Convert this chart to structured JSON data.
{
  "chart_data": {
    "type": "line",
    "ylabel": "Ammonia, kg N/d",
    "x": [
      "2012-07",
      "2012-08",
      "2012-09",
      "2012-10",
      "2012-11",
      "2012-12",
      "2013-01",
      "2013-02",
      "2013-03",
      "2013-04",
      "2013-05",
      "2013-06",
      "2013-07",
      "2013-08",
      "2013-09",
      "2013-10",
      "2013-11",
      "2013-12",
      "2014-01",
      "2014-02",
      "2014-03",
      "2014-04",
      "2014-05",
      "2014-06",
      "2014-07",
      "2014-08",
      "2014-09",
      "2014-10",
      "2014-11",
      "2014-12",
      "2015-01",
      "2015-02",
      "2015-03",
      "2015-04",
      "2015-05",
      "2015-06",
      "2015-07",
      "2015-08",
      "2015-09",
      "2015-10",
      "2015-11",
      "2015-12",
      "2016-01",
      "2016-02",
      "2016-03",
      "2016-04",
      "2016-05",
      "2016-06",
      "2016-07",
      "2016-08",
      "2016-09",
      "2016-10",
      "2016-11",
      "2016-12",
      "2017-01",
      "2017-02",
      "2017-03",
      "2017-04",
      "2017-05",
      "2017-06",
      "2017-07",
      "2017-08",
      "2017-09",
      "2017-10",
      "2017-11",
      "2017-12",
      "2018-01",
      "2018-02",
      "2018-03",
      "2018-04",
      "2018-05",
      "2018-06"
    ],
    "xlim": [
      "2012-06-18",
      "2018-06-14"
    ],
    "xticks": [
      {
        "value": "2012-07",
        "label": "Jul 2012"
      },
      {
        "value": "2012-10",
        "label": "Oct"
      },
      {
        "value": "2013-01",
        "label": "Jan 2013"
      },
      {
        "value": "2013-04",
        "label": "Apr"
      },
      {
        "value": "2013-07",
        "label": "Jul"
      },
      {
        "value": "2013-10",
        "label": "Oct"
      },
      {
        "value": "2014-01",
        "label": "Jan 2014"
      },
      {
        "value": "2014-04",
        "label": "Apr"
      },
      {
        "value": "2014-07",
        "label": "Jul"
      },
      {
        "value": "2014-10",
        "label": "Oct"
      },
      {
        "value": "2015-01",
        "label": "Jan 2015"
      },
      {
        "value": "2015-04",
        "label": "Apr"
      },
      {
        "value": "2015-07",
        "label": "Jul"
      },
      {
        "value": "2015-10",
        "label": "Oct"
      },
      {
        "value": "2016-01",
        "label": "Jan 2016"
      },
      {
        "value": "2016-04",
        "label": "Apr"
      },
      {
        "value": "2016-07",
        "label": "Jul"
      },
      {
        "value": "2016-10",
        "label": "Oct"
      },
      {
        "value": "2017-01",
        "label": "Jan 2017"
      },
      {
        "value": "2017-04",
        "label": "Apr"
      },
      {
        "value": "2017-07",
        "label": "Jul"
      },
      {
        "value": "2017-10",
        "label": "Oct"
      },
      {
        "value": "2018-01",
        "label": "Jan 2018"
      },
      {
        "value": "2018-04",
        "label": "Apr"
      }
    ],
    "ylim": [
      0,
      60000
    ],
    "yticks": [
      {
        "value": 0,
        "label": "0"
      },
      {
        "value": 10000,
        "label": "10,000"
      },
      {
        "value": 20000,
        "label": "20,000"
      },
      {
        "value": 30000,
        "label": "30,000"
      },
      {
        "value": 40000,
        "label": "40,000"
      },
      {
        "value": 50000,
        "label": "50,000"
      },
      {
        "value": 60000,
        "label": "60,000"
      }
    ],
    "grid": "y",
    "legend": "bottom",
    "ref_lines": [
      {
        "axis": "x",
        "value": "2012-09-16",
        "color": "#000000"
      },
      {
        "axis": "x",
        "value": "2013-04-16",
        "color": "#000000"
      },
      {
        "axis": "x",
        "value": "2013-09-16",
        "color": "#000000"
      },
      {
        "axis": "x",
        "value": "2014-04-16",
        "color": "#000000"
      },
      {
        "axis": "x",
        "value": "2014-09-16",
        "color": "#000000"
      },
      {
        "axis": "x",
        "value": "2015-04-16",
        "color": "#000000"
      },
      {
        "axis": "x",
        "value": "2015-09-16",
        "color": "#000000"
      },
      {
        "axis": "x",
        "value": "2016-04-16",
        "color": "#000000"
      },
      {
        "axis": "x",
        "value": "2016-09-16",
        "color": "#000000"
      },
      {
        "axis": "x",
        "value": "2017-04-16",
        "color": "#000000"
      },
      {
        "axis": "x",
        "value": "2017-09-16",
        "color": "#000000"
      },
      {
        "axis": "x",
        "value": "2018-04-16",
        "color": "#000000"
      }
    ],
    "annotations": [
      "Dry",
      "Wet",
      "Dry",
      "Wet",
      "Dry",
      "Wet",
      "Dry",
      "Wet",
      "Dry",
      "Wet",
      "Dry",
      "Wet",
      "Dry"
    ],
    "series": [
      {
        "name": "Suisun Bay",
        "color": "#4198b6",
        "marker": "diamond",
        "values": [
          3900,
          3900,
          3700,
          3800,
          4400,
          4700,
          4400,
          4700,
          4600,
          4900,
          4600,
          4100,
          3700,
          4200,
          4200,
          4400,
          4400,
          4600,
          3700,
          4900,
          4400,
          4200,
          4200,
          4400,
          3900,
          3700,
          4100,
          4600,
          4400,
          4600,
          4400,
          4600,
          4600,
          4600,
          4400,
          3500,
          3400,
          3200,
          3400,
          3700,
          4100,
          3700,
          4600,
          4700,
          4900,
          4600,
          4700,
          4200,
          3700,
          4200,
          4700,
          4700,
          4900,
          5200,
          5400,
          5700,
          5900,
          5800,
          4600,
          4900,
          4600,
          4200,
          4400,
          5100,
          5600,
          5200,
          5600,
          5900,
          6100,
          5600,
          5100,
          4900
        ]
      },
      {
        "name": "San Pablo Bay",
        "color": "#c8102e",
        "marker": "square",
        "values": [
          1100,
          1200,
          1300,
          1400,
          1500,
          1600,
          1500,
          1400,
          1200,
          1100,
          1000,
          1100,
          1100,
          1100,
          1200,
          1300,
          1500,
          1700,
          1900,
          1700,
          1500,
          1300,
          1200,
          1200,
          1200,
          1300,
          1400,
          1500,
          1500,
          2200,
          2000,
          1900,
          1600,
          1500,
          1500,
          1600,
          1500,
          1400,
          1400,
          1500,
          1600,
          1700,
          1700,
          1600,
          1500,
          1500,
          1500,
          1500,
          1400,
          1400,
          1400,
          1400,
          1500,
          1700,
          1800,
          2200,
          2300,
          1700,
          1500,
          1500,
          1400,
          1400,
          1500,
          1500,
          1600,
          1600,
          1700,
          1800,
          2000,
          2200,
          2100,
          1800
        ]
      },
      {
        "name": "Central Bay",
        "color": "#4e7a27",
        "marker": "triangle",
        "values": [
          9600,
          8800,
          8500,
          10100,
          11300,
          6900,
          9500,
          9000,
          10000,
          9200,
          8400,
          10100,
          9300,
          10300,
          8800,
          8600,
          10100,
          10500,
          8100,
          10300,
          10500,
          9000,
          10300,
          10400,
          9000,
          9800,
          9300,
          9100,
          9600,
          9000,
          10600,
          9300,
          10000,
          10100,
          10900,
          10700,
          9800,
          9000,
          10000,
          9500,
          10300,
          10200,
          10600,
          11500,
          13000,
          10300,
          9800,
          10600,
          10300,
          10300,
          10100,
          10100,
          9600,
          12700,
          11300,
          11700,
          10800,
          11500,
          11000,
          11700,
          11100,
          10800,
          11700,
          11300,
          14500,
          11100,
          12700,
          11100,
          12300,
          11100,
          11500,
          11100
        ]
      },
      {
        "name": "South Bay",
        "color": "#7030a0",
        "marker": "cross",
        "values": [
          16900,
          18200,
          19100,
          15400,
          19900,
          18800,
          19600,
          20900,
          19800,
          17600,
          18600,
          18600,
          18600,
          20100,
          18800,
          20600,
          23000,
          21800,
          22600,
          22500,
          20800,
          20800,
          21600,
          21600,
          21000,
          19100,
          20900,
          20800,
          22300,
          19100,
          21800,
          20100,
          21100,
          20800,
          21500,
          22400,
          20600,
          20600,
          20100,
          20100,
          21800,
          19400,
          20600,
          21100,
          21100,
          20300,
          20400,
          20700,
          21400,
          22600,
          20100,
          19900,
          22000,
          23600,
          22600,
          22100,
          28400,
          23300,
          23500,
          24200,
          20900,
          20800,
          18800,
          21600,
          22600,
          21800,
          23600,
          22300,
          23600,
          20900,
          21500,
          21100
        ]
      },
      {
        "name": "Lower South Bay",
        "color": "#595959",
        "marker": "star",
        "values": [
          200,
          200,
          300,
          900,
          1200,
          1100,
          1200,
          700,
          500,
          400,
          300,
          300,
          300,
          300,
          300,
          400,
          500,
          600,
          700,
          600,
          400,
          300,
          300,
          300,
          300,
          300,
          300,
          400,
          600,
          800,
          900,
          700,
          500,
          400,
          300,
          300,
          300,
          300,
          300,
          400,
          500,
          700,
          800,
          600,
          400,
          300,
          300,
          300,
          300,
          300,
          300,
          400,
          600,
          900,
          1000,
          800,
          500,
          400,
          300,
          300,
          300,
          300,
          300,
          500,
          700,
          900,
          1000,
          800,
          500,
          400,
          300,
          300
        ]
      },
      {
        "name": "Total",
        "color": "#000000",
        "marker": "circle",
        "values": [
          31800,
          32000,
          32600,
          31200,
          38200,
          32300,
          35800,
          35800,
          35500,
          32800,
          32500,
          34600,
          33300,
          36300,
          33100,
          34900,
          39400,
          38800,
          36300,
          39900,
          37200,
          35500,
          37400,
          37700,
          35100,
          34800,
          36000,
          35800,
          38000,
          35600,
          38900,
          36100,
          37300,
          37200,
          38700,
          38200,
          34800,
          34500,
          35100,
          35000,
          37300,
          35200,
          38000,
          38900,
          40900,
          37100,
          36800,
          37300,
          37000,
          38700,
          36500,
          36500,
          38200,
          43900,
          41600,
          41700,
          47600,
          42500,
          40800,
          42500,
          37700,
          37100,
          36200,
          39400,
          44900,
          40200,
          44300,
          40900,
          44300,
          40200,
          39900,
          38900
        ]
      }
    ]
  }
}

________________

| INSTRUCTIONS FOR THE TASK |
Using the records above, find and show each line with the string "marker".

| FINAL ANSWER |
        "marker": "diamond",
        "marker": "square",
        "marker": "triangle",
        "marker": "cross",
        "marker": "star",
        "marker": "circle",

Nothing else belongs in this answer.